> **Brief**:
List each line of the data that holds the string "emergencia".

Dataset items:
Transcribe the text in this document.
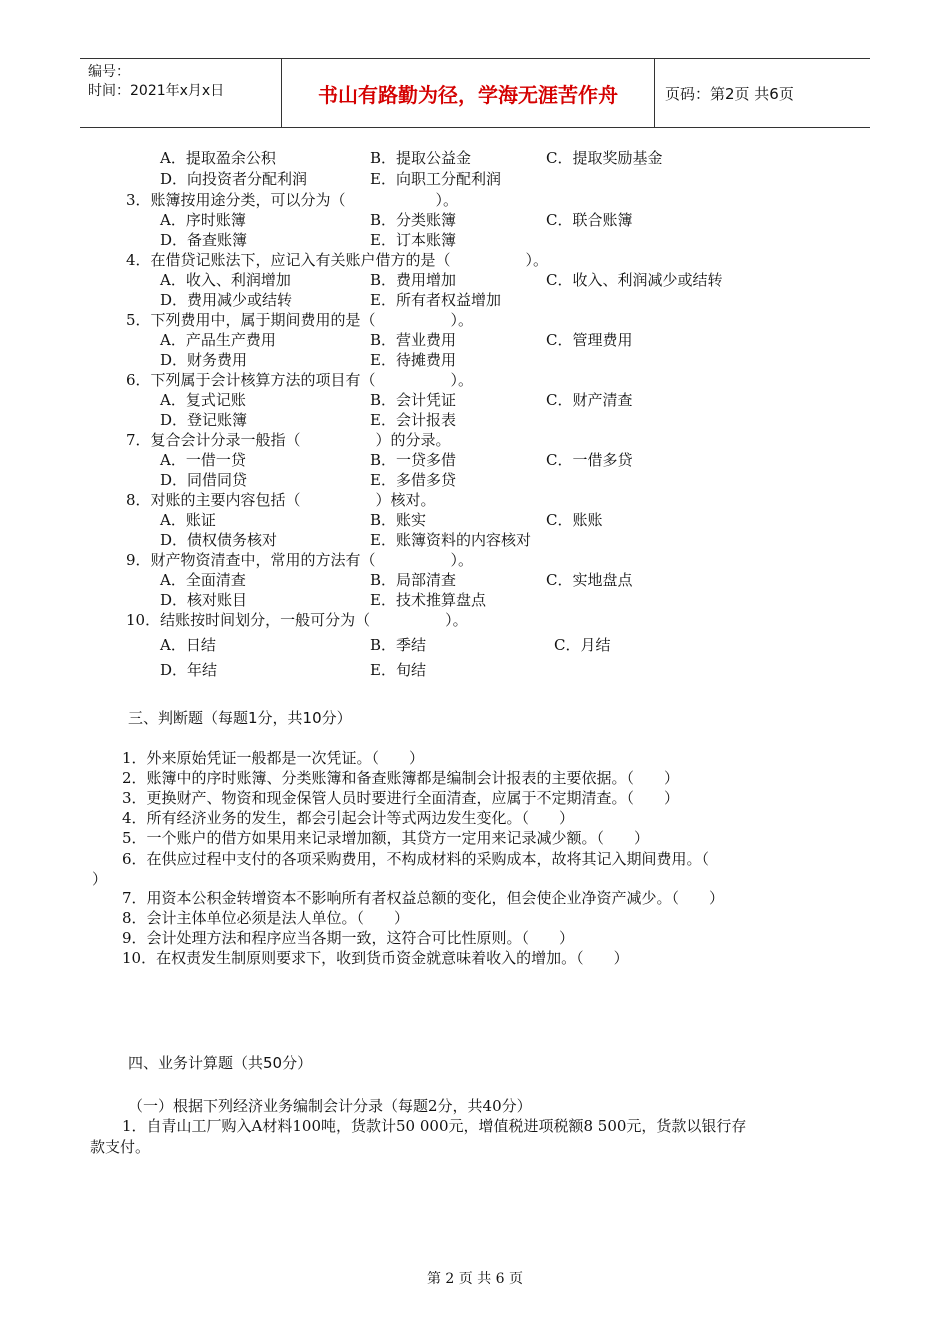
编号：
时间：2021年x月x日	书山有路勤为径，学海无涯苦作舟	页码：第2页 共6页
A．提取盈余公积	B．提取公益金	C．提取奖励基金
D．向投资者分配利润	E．向职工分配利润
3．账簿按用途分类，可以分为（　　　　　　）。
A．序时账簿	B．分类账簿	C．联合账簿
D．备查账簿	E．订本账簿
4．在借贷记账法下，应记入有关账户借方的是（　　　　　）。
A．收入、利润增加	B．费用增加	C．收入、利润减少或结转
D．费用减少或结转	E．所有者权益增加
5．下列费用中，属于期间费用的是（　　　　　）。
A．产品生产费用	B．营业费用	C．管理费用
D．财务费用	E．待摊费用
6．下列属于会计核算方法的项目有（　　　　　）。
A．复式记账	B．会计凭证	C．财产清查
D．登记账簿	E．会计报表
7．复合会计分录一般指（　　　　　）的分录。
A．一借一贷	B．一贷多借	C．一借多贷
D．同借同贷	E．多借多贷
8．对账的主要内容包括（　　　　　）核对。
A．账证	B．账实	C．账账
D．债权债务核对	E．账簿资料的内容核对
9．财产物资清查中，常用的方法有（　　　　　）。
A．全面清查	B．局部清查	C．实地盘点
D．核对账目	E．技术推算盘点
10．结账按时间划分，一般可分为（　　　　　）。
A．日结	B．季结	C．月结
D．年结	E．旬结
三、判断题（每题1分，共10分）
1．外来原始凭证一般都是一次凭证。（　　）
2．账簿中的序时账簿、分类账簿和备查账簿都是编制会计报表的主要依据。（　　）
3．更换财产、物资和现金保管人员时要进行全面清查，应属于不定期清查。（　　）
4．所有经济业务的发生，都会引起会计等式两边发生变化。（　　）
5．一个账户的借方如果用来记录增加额，其贷方一定用来记录减少额。（　　）
6．在供应过程中支付的各项采购费用，不构成材料的采购成本，故将其记入期间费用。（
）
7．用资本公积金转增资本不影响所有者权益总额的变化，但会使企业净资产减少。（　　）
8．会计主体单位必须是法人单位。（　　）
9．会计处理方法和程序应当各期一致，这符合可比性原则。（　　）
10．在权责发生制原则要求下，收到货币资金就意味着收入的增加。（　　）
四、业务计算题（共50分）
（一）根据下列经济业务编制会计分录（每题2分，共40分）
1．自青山工厂购入A材料100吨，货款计50 000元，增值税进项税额8 500元，货款以银行存
款支付。
第 2 页 共 6 页
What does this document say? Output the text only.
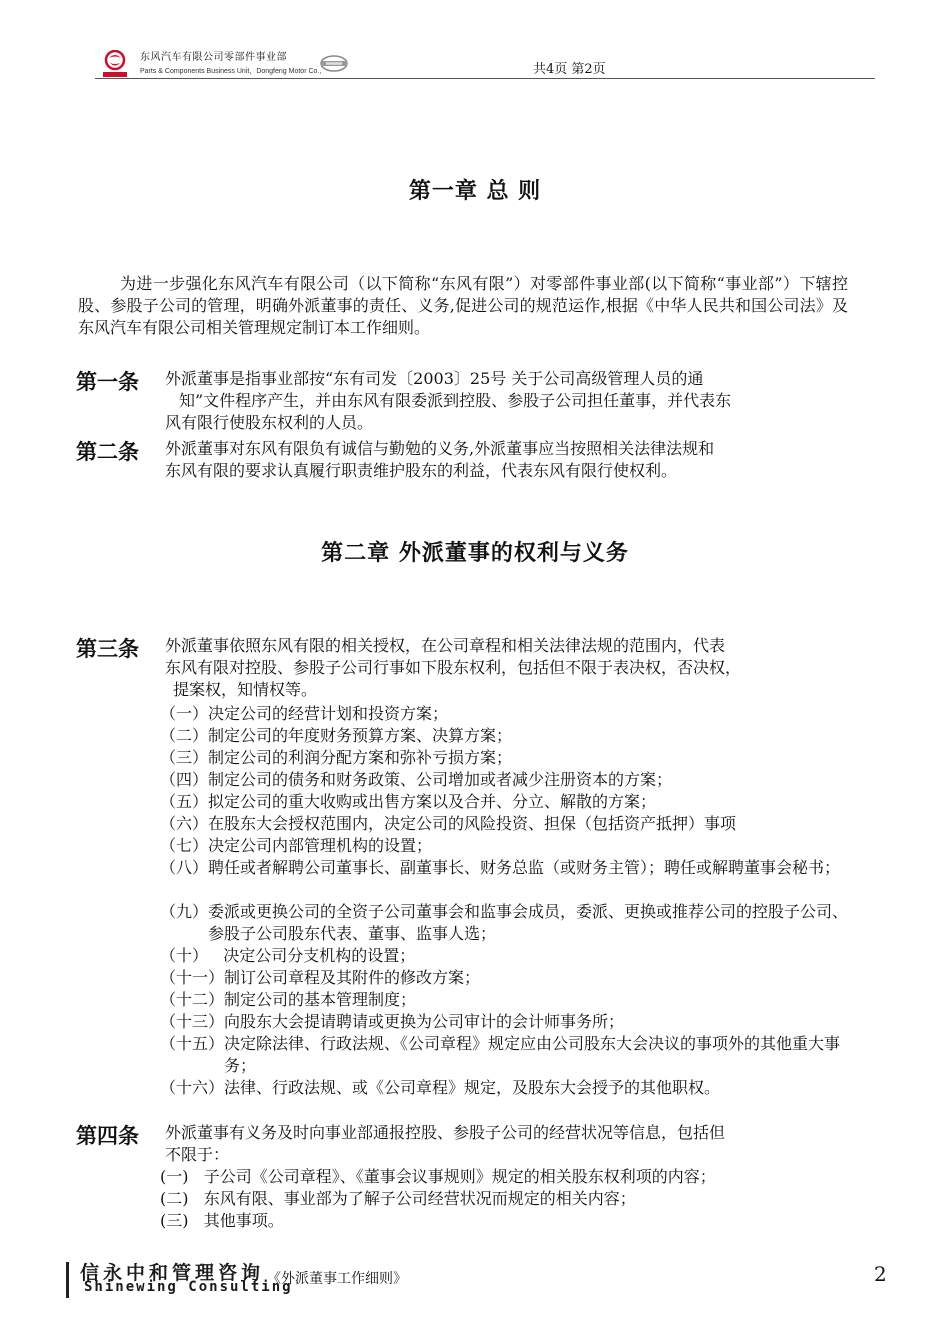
东风汽车有限公司零部件事业部
Parts & Components Business Unit，Dongfeng Motor Co.,	共4页 第2页
第一章 总 则
为进一步强化东风汽车有限公司（以下简称“东风有限”）对零部件事业部(以下简称“事业部”）下辖控股、参股子公司的管理，明确外派董事的责任、义务,促进公司的规范运作,根据《中华人民共和国公司法》及东风汽车有限公司相关管理规定制订本工作细则。
第一条 外派董事是指事业部按“东有司发〔2003〕25号 关于公司高级管理人员的通
知”文件程序产生，并由东风有限委派到控股、参股子公司担任董事，并代表东
风有限行使股东权利的人员。
第二条 外派董事对东风有限负有诚信与勤勉的义务,外派董事应当按照相关法律法规和
东风有限的要求认真履行职责维护股东的利益，代表东风有限行使权利。
第二章 外派董事的权利与义务
第三条 外派董事依照东风有限的相关授权，在公司章程和相关法律法规的范围内，代表
东风有限对控股、参股子公司行事如下股东权利，包括但不限于表决权，否决权，
提案权，知情权等。
（一） 决定公司的经营计划和投资方案；
（二） 制定公司的年度财务预算方案、决算方案；
（三） 制定公司的利润分配方案和弥补亏损方案；
（四） 制定公司的债务和财务政策、公司增加或者减少注册资本的方案；
（五） 拟定公司的重大收购或出售方案以及合并、分立、解散的方案；
（六） 在股东大会授权范围内，决定公司的风险投资、担保（包括资产抵押）事项
（七） 决定公司内部管理机构的设置；
（八） 聘任或者解聘公司董事长、副董事长、财务总监（或财务主管）；聘任或解聘董事会秘书；
（九） 委派或更换公司的全资子公司董事会和监事会成员，委派、更换或推荐公司的控股子公司、参股子公司股东代表、董事、监事人选；
（十） 决定公司分支机构的设置；
（十一） 制订公司章程及其附件的修改方案；
（十二） 制定公司的基本管理制度；
（十三） 向股东大会提请聘请或更换为公司审计的会计师事务所；
（十五） 决定除法律、行政法规、《公司章程》规定应由公司股东大会决议的事项外的其他重大事务；
（十六） 法律、行政法规、或《公司章程》规定，及股东大会授予的其他职权。
第四条 外派董事有义务及时向事业部通报控股、参股子公司的经营状况等信息，包括但
不限于：
(一) 子公司《公司章程》、《董事会议事规则》规定的相关股东权利项的内容；
(二) 东风有限、事业部为了解子公司经营状况而规定的相关内容；
(三) 其他事项。
信永中和管理咨询
Shinewing Consulting
《外派董事工作细则》	2
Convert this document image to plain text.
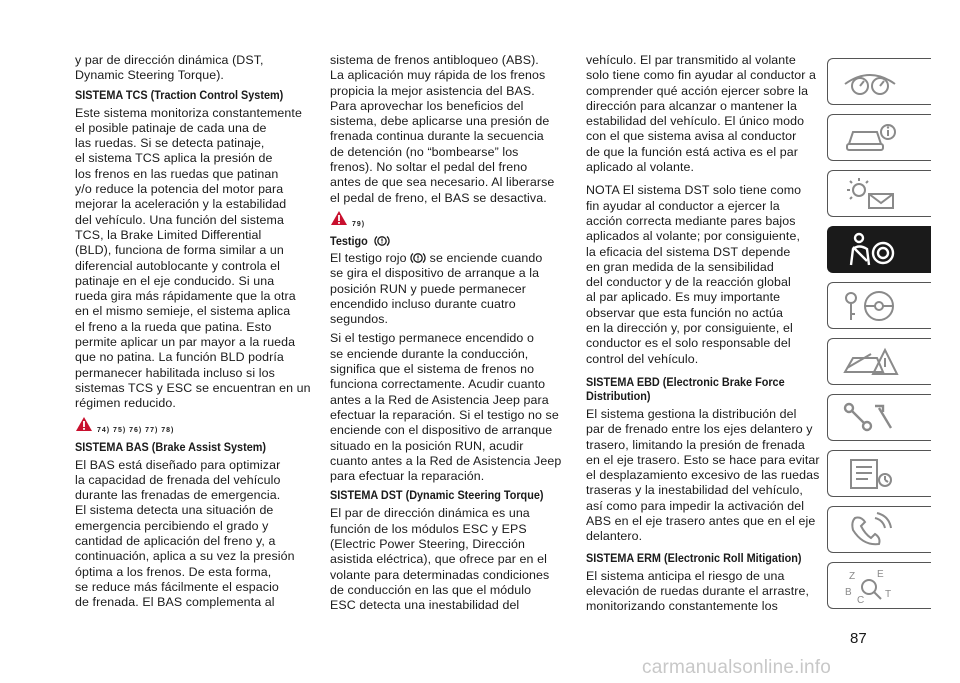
y par de dirección dinámica (DST,
Dynamic Steering Torque).

SISTEMA TCS (Traction Control System)

Este sistema monitoriza constantemente
el posible patinaje de cada una de
las ruedas. Si se detecta patinaje,
el sistema TCS aplica la presión de
los frenos en las ruedas que patinan
y/o reduce la potencia del motor para
mejorar la aceleración y la estabilidad
del vehículo. Una función del sistema
TCS, la Brake Limited Differential
(BLD), funciona de forma similar a un
diferencial autoblocante y controla el
patinaje en el eje conducido. Si una
rueda gira más rápidamente que la otra
en el mismo semieje, el sistema aplica
el freno a la rueda que patina. Esto
permite aplicar un par mayor a la rueda
que no patina. La función BLD podría
permanecer habilitada incluso si los
sistemas TCS y ESC se encuentran en un
régimen reducido.

74) 75) 76) 77) 78)
SISTEMA BAS (Brake Assist System)

El BAS está diseñado para optimizar
la capacidad de frenada del vehículo
durante las frenadas de emergencia.
El sistema detecta una situación de
emergencia percibiendo el grado y
cantidad de aplicación del freno y, a
continuación, aplica a su vez la presión
óptima a los frenos. De esta forma,
se reduce más fácilmente el espacio
de frenada. El BAS complementa al

sistema de frenos antibloqueo (ABS).
La aplicación muy rápida de los frenos
propicia la mejor asistencia del BAS.
Para aprovechar los beneficios del
sistema, debe aplicarse una presión de
frenada continua durante la secuencia
de detención (no “bombearse” los
frenos). No soltar el pedal del freno
antes de que sea necesario. Al liberarse
el pedal de freno, el BAS se desactiva.

79)
Testigo

El testigo rojo  se enciende cuando
se gira el dispositivo de arranque a la
posición RUN y puede permanecer
encendido incluso durante cuatro
segundos.

Si el testigo permanece encendido o
se enciende durante la conducción,
significa que el sistema de frenos no
funciona correctamente. Acudir cuanto
antes a la Red de Asistencia Jeep para
efectuar la reparación. Si el testigo no se
enciende con el dispositivo de arranque
situado en la posición RUN, acudir
cuanto antes a la Red de Asistencia Jeep
para efectuar la reparación.

SISTEMA DST (Dynamic Steering Torque)

El par de dirección dinámica es una
función de los módulos ESC y EPS
(Electric Power Steering, Dirección
asistida eléctrica), que ofrece par en el
volante para determinadas condiciones
de conducción en las que el módulo
ESC detecta una inestabilidad del

vehículo. El par transmitido al volante
solo tiene como fin ayudar al conductor a
comprender qué acción ejercer sobre la
dirección para alcanzar o mantener la
estabilidad del vehículo. El único modo
con el que sistema avisa al conductor
de que la función está activa es el par
aplicado al volante.

NOTA El sistema DST solo tiene como
fin ayudar al conductor a ejercer la
acción correcta mediante pares bajos
aplicados al volante; por consiguiente,
la eficacia del sistema DST depende
en gran medida de la sensibilidad
del conductor y de la reacción global
al par aplicado. Es muy importante
observar que esta función no actúa
en la dirección y, por consiguiente, el
conductor es el solo responsable del
control del vehículo.

SISTEMA EBD (Electronic Brake Force
Distribution)

El sistema gestiona la distribución del
par de frenado entre los ejes delantero y
trasero, limitando la presión de frenada
en el eje trasero. Esto se hace para evitar
el desplazamiento excesivo de las ruedas
traseras y la inestabilidad del vehículo,
así como para impedir la activación del
ABS en el eje trasero antes que en el eje
delantero.

SISTEMA ERM (Electronic Roll Mitigation)

El sistema anticipa el riesgo de una
elevación de ruedas durante el arrastre,
monitorizando constantemente los

Z E
B
C
T
87
carmanualsonline.info
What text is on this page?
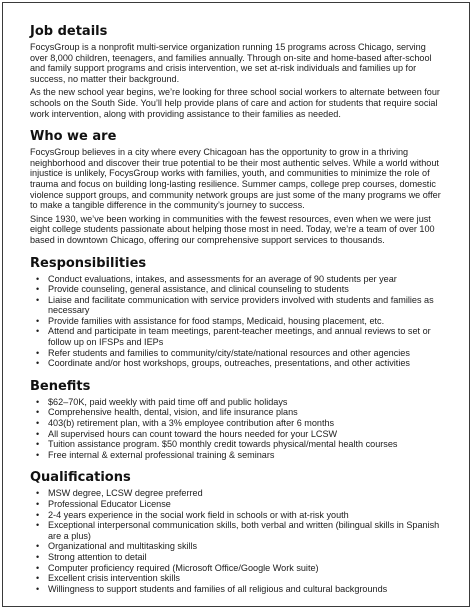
Job details

FocysGroup is a nonprofit multi-service organization running 15 programs across Chicago, serving over 8,000 children, teenagers, and families annually. Through on-site and home-based after-school and family support programs and crisis intervention, we set at-risk individuals and families up for success, no matter their background.

As the new school year begins, we’re looking for three school social workers to alternate between four schools on the South Side. You’ll help provide plans of care and action for students that require social work intervention, along with providing assistance to their families as needed.

Who we are

FocysGroup believes in a city where every Chicagoan has the opportunity to grow in a thriving neighborhood and discover their true potential to be their most authentic selves. While a world without injustice is unlikely, FocysGroup works with families, youth, and communities to minimize the role of trauma and focus on building long-lasting resilience. Summer camps, college prep courses, domestic violence support groups, and community network groups are just some of the many programs we offer to make a tangible difference in the community’s journey to success.

Since 1930, we’ve been working in communities with the fewest resources, even when we were just eight college students passionate about helping those most in need. Today, we’re a team of over 100 based in downtown Chicago, offering our comprehensive support services to thousands.

Responsibilities
• Conduct evaluations, intakes, and assessments for an average of 90 students per year
• Provide counseling, general assistance, and clinical counseling to students
• Liaise and facilitate communication with service providers involved with students and families as necessary
• Provide families with assistance for food stamps, Medicaid, housing placement, etc.
• Attend and participate in team meetings, parent-teacher meetings, and annual reviews to set or follow up on IFSPs and IEPs
• Refer students and families to community/city/state/national resources and other agencies
• Coordinate and/or host workshops, groups, outreaches, presentations, and other activities
Benefits
• $62–70K, paid weekly with paid time off and public holidays
• Comprehensive health, dental, vision, and life insurance plans
• 403(b) retirement plan, with a 3% employee contribution after 6 months
• All supervised hours can count toward the hours needed for your LCSW
• Tuition assistance program. $50 monthly credit towards physical/mental health courses
• Free internal & external professional training & seminars
Qualifications
• MSW degree, LCSW degree preferred
• Professional Educator License
• 2-4 years experience in the social work field in schools or with at-risk youth
• Exceptional interpersonal communication skills, both verbal and written (bilingual skills in Spanish are a plus)
• Organizational and multitasking skills
• Strong attention to detail
• Computer proficiency required (Microsoft Office/Google Work suite)
• Excellent crisis intervention skills
• Willingness to support students and families of all religious and cultural backgrounds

> **Solution to this exercise**:
durante las frenadas de emergencia.
emergencia percibiendo el grado y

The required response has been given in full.